▸ **Dataset records on visual material**
★ ★ ★ ★ ★ ★ ★

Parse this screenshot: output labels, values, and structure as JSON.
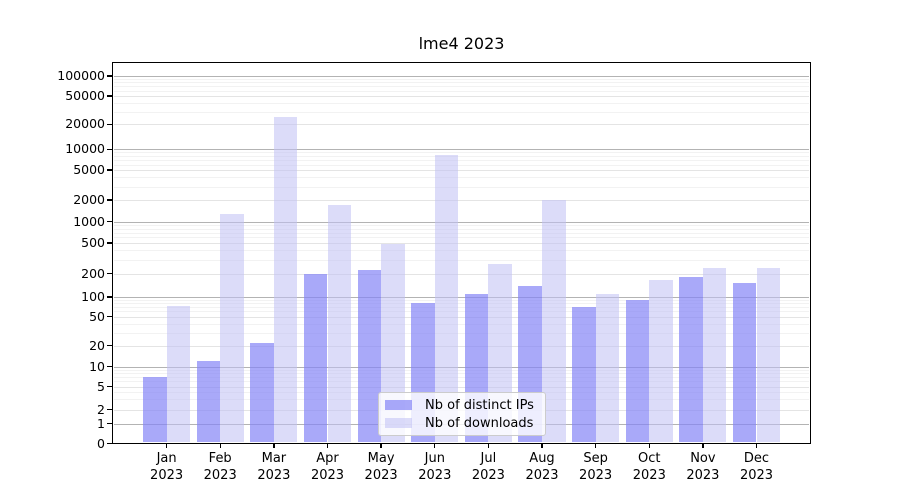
{
  "title": "lme4 2023",
  "chart_data": {
    "type": "bar",
    "title": "lme4 2023",
    "categories": [
      "Jan 2023",
      "Feb 2023",
      "Mar 2023",
      "Apr 2023",
      "May 2023",
      "Jun 2023",
      "Jul 2023",
      "Aug 2023",
      "Sep 2023",
      "Oct 2023",
      "Nov 2023",
      "Dec 2023"
    ],
    "series": [
      {
        "name": "Nb of distinct IPs",
        "color": "rgba(132,132,246,0.70)",
        "values": [
          7,
          12,
          22,
          200,
          220,
          82,
          110,
          140,
          70,
          90,
          180,
          150
        ]
      },
      {
        "name": "Nb of downloads",
        "color": "rgba(191,191,244,0.55)",
        "values": [
          73,
          1300,
          25000,
          1700,
          480,
          8200,
          270,
          2000,
          108,
          165,
          235,
          235
        ]
      }
    ],
    "xlabel": "",
    "ylabel": "",
    "yscale": "symlog",
    "ylim": [
      0,
      160000
    ],
    "y_ticks": [
      0,
      1,
      2,
      5,
      10,
      20,
      50,
      100,
      200,
      500,
      1000,
      2000,
      5000,
      10000,
      20000,
      50000,
      100000
    ],
    "y_major_ticks": [
      1,
      10,
      100,
      1000,
      10000,
      100000
    ],
    "grid": true,
    "legend_position": "inside lower-center"
  },
  "colors": {
    "grid_major": "#b3b3b3",
    "grid_mid": "#e4e4e4",
    "grid_minor": "#f2f2f2",
    "axis": "#000000",
    "background": "#ffffff",
    "legend_border": "#cccccc"
  }
}
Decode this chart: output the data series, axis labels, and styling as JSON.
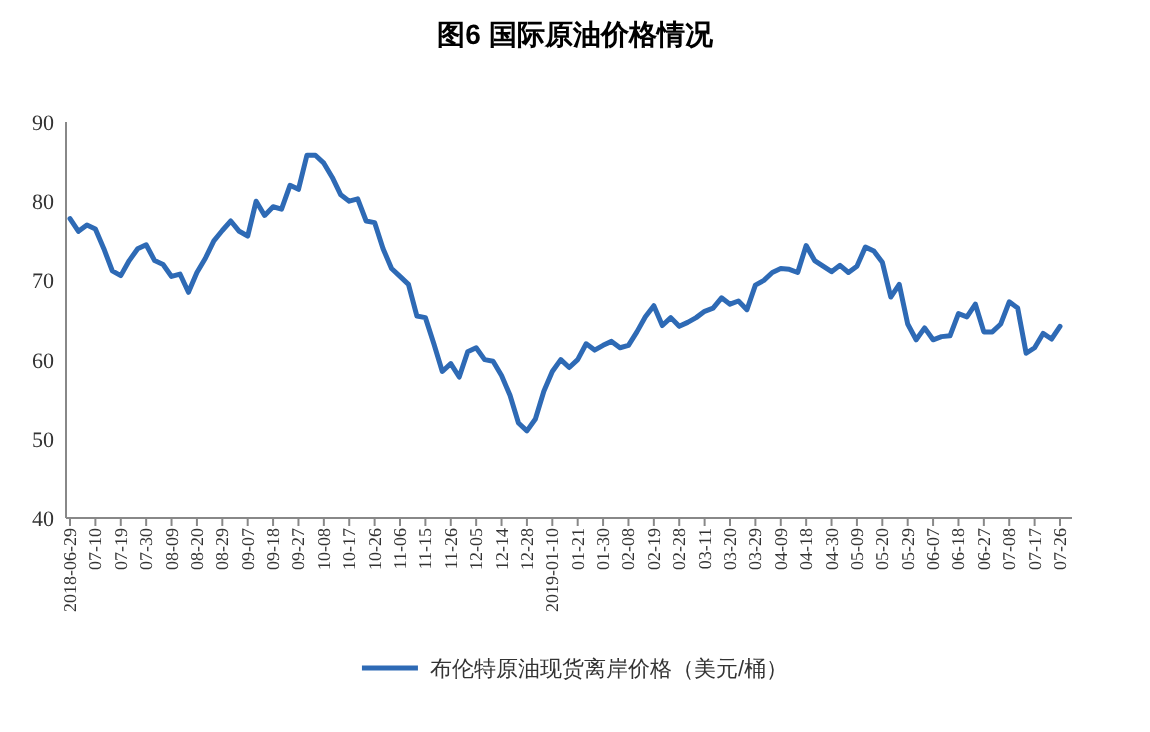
{
  "chart_data": {
    "type": "line",
    "title": "图6 国际原油价格情况",
    "categories": [
      "2018-06-29",
      null,
      null,
      "07-10",
      null,
      null,
      "07-19",
      null,
      null,
      "07-30",
      null,
      null,
      "08-09",
      null,
      null,
      "08-20",
      null,
      null,
      "08-29",
      null,
      null,
      "09-07",
      null,
      null,
      "09-18",
      null,
      null,
      "09-27",
      null,
      null,
      "10-08",
      null,
      null,
      "10-17",
      null,
      null,
      "10-26",
      null,
      null,
      "11-06",
      null,
      null,
      "11-15",
      null,
      null,
      "11-26",
      null,
      null,
      "12-05",
      null,
      null,
      "12-14",
      null,
      null,
      "12-28",
      null,
      null,
      "2019-01-10",
      null,
      null,
      "01-21",
      null,
      null,
      "01-30",
      null,
      null,
      "02-08",
      null,
      null,
      "02-19",
      null,
      null,
      "02-28",
      null,
      null,
      "03-11",
      null,
      null,
      "03-20",
      null,
      null,
      "03-29",
      null,
      null,
      "04-09",
      null,
      null,
      "04-18",
      null,
      null,
      "04-30",
      null,
      null,
      "05-09",
      null,
      null,
      "05-20",
      null,
      null,
      "05-29",
      null,
      null,
      "06-07",
      null,
      null,
      "06-18",
      null,
      null,
      "06-27",
      null,
      null,
      "07-08",
      null,
      null,
      "07-17",
      null,
      null,
      "07-26"
    ],
    "series": [
      {
        "name": "布伦特原油现货离岸价格（美元/桶）",
        "color": "#2e6ab5",
        "values": [
          77.8,
          76.2,
          77.0,
          76.5,
          74.0,
          71.2,
          70.6,
          72.5,
          74.0,
          74.5,
          72.5,
          72.0,
          70.5,
          70.8,
          68.5,
          71.0,
          72.8,
          75.0,
          76.3,
          77.5,
          76.2,
          75.6,
          80.0,
          78.2,
          79.3,
          79.0,
          82.0,
          81.5,
          85.8,
          85.8,
          84.8,
          83.0,
          80.8,
          80.0,
          80.3,
          77.5,
          77.3,
          74.0,
          71.5,
          70.5,
          69.5,
          65.5,
          65.3,
          62.0,
          58.5,
          59.5,
          57.8,
          61.0,
          61.5,
          60.0,
          59.8,
          58.0,
          55.5,
          52.0,
          51.0,
          52.5,
          56.0,
          58.5,
          60.0,
          59.0,
          60.0,
          62.0,
          61.2,
          61.8,
          62.3,
          61.5,
          61.8,
          63.5,
          65.4,
          66.8,
          64.3,
          65.3,
          64.2,
          64.7,
          65.3,
          66.1,
          66.5,
          67.8,
          67.0,
          67.4,
          66.3,
          69.4,
          70.0,
          71.0,
          71.5,
          71.4,
          71.0,
          74.4,
          72.5,
          71.8,
          71.1,
          71.9,
          71.0,
          71.8,
          74.2,
          73.7,
          72.3,
          67.9,
          69.5,
          64.5,
          62.5,
          64.0,
          62.5,
          62.9,
          63.0,
          65.8,
          65.4,
          67.0,
          63.5,
          63.5,
          64.5,
          67.3,
          66.5,
          60.8,
          61.5,
          63.3,
          62.6,
          64.2
        ]
      }
    ],
    "ylim": [
      40,
      90
    ],
    "yticks": [
      40,
      50,
      60,
      70,
      80,
      90
    ],
    "legend": "bottom",
    "line_style": "solid",
    "marker": "none"
  }
}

★ ★ ★ ★ ★ ★ ★

▸ **Work to complete**
Every line above that contains the word "title" should be reported.

▸ **Exercise answer**
  "title": "lme4 2023",
    "title": "lme4 2023",
    "title": "图6 国际原油价格情况",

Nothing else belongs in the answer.